• The request
Copy each line below that includes "dewpt".
───── Information shown
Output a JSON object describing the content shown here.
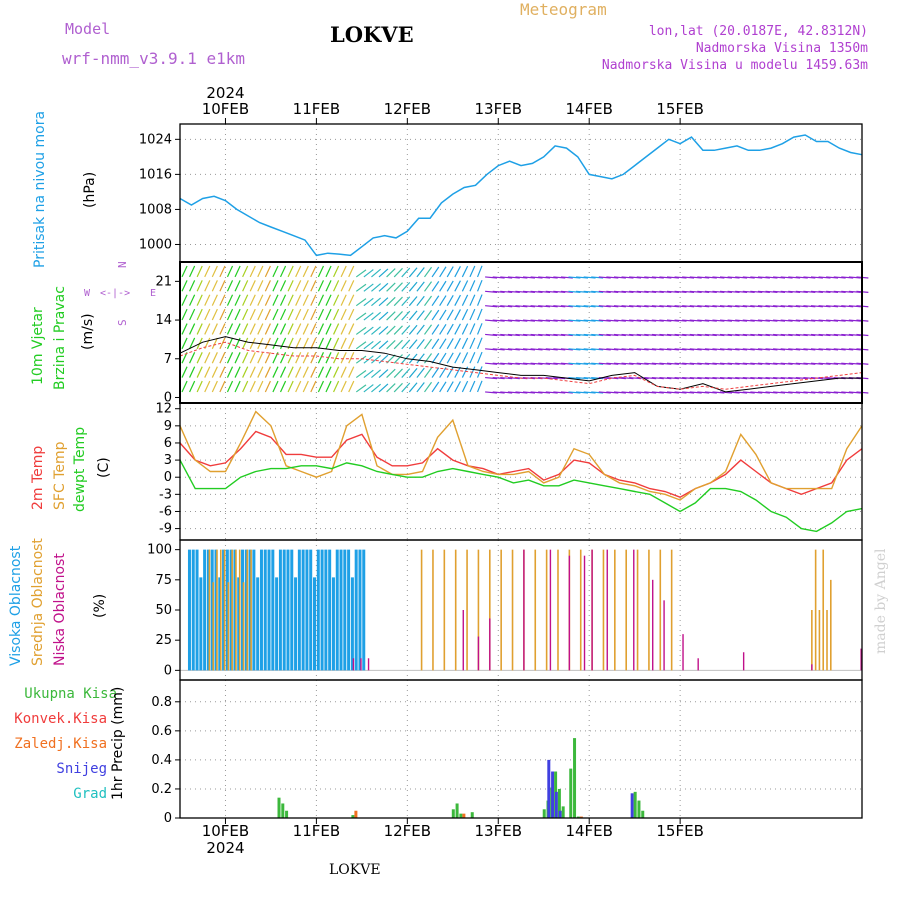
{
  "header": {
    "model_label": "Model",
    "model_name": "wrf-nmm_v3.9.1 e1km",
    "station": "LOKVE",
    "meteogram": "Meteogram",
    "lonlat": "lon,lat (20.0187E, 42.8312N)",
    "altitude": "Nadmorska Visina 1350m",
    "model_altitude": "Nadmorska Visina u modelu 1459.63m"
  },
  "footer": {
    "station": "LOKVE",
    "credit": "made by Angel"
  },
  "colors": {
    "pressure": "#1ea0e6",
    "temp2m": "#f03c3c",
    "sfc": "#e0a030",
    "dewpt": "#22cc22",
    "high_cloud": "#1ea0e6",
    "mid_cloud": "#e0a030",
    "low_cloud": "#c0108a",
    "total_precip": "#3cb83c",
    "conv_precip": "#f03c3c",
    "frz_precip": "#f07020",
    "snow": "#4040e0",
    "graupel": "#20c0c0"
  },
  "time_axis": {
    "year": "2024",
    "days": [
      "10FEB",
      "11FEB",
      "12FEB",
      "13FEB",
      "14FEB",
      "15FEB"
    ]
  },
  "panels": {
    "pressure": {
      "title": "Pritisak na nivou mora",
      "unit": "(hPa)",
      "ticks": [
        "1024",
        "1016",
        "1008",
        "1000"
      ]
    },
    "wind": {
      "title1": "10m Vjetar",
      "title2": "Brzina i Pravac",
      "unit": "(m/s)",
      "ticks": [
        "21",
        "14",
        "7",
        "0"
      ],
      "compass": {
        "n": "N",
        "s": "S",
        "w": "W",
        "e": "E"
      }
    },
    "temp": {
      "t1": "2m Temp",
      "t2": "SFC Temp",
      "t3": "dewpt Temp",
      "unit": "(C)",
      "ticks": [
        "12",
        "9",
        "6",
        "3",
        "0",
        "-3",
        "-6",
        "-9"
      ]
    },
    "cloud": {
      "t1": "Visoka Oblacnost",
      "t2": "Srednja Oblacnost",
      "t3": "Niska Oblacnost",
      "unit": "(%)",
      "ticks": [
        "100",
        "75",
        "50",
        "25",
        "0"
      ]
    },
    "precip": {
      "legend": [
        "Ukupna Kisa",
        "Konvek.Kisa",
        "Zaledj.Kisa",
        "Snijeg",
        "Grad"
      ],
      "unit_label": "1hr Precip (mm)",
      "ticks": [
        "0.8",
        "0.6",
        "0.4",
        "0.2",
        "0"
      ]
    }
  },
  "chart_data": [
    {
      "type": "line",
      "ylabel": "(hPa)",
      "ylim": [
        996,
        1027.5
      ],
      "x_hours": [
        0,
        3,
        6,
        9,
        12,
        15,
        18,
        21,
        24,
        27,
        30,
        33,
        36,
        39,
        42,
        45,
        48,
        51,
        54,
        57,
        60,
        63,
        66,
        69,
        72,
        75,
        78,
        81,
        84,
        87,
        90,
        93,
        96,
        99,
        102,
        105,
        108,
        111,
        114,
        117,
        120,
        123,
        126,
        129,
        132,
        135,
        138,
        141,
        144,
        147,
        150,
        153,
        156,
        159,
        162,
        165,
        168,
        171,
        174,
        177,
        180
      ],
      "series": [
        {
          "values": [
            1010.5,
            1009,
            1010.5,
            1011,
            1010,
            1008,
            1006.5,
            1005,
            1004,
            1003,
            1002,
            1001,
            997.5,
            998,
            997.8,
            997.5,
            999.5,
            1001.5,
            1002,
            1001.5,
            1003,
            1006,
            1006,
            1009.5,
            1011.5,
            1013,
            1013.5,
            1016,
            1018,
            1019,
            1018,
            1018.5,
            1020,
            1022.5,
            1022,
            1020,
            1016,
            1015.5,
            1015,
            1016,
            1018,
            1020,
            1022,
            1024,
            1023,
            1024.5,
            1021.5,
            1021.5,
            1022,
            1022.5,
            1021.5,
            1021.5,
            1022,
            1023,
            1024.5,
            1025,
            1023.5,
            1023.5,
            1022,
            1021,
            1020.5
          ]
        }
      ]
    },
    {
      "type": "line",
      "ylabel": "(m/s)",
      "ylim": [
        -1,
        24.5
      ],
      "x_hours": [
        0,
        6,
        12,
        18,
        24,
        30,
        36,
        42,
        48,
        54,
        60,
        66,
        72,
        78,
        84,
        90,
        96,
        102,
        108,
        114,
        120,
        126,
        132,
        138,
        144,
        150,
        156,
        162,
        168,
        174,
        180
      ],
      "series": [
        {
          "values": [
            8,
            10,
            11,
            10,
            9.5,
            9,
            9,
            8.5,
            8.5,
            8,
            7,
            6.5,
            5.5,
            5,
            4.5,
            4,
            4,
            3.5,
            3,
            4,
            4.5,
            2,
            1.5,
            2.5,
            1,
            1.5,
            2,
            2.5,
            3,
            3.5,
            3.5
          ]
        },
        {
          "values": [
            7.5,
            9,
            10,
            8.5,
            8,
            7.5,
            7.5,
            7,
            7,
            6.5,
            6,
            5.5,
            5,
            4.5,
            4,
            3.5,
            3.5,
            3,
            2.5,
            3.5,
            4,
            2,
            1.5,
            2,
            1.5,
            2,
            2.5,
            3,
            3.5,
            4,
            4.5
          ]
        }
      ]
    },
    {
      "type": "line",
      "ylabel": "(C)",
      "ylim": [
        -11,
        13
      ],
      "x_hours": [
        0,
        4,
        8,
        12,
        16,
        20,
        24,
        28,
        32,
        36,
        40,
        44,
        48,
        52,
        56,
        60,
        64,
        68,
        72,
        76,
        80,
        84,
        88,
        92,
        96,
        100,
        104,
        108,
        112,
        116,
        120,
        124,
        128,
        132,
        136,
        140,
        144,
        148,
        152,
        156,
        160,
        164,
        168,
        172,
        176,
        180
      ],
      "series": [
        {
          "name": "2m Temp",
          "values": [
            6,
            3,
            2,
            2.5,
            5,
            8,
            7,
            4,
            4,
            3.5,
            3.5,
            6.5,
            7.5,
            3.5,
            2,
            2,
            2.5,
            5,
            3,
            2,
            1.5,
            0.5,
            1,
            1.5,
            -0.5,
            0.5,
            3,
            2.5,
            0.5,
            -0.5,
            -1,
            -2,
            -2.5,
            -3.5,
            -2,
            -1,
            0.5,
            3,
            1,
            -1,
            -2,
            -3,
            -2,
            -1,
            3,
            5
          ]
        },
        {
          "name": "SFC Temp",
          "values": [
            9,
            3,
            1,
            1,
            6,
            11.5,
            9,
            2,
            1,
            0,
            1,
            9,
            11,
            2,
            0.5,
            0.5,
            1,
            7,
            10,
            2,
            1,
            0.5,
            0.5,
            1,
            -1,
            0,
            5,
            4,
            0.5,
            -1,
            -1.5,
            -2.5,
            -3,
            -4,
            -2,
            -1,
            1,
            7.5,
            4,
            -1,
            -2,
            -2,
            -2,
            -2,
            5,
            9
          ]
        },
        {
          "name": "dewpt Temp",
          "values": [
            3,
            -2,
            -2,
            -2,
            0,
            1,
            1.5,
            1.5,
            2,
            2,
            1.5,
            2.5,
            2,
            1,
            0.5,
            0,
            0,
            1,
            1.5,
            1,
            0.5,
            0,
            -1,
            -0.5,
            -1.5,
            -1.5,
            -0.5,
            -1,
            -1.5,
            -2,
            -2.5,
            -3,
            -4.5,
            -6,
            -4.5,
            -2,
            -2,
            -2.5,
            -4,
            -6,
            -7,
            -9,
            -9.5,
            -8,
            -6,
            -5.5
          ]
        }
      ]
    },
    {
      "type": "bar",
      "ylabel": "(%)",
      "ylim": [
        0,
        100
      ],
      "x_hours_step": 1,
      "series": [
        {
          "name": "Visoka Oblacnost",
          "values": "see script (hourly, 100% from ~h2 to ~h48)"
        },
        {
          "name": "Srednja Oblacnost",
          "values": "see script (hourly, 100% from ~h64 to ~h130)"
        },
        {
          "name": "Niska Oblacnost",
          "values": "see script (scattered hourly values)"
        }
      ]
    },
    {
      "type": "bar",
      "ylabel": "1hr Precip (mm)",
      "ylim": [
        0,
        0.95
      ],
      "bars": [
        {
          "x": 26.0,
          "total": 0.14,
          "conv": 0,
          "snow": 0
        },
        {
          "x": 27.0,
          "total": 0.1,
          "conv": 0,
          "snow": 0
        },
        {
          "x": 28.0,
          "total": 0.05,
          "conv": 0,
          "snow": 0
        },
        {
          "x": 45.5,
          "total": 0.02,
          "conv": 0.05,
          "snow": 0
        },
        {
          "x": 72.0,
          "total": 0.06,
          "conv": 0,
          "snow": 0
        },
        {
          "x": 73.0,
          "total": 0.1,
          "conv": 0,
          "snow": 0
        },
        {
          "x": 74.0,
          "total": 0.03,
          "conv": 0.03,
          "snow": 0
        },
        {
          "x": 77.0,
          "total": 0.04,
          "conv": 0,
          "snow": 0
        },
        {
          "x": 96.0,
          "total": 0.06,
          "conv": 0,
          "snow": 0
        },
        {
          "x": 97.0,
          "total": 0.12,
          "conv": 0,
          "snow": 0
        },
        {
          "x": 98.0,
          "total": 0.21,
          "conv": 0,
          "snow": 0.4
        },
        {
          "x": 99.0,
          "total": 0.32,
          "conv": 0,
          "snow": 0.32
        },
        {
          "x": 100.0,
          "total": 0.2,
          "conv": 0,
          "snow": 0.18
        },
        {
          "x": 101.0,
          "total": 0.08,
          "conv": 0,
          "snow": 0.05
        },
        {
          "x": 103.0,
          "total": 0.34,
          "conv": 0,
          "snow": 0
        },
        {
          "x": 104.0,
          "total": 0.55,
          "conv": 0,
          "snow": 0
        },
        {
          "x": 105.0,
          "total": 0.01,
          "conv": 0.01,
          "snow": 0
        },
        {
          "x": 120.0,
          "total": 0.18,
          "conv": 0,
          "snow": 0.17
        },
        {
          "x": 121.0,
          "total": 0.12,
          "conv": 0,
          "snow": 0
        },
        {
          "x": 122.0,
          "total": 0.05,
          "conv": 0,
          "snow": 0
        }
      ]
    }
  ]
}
──────────
───── Information shown
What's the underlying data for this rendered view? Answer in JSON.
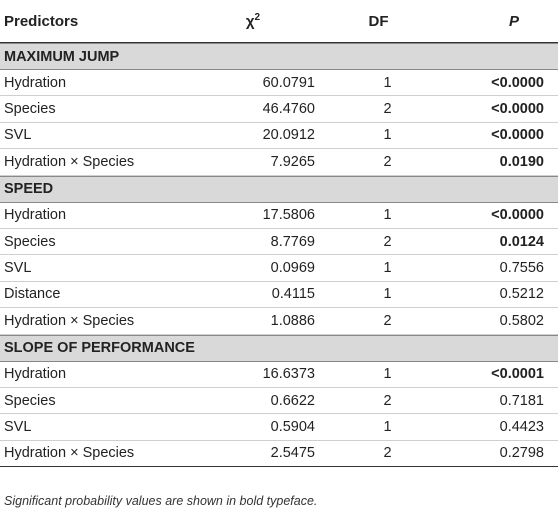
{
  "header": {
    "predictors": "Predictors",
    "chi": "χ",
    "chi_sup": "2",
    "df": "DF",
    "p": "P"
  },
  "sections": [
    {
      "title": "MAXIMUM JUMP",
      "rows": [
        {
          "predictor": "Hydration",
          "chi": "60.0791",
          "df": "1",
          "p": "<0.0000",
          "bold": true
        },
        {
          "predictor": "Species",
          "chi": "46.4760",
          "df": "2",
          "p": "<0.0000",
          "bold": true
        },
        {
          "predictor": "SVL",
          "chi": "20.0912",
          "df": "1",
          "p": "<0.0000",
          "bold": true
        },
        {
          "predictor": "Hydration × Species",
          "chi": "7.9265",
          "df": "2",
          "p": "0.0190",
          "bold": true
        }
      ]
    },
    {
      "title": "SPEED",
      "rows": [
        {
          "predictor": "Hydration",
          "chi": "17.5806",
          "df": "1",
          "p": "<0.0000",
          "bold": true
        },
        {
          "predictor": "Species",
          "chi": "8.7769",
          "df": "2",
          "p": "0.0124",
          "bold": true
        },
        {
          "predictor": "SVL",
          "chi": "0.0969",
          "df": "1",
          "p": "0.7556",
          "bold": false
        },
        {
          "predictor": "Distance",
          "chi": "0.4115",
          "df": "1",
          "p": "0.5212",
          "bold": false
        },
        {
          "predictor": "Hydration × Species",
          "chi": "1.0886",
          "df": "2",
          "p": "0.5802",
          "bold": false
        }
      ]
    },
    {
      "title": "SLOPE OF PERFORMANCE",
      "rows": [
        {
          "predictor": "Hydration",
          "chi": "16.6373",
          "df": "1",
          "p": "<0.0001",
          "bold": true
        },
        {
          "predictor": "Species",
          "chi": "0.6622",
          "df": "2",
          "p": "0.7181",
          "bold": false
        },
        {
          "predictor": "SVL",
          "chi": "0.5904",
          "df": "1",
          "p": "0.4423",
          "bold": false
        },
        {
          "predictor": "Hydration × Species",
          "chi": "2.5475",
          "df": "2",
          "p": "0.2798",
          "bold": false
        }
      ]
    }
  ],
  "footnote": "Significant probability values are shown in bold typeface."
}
──────────
• Output below
    "dewpt": "#22cc22",
      "t3": "dewpt Temp",
          "name": "dewpt Temp",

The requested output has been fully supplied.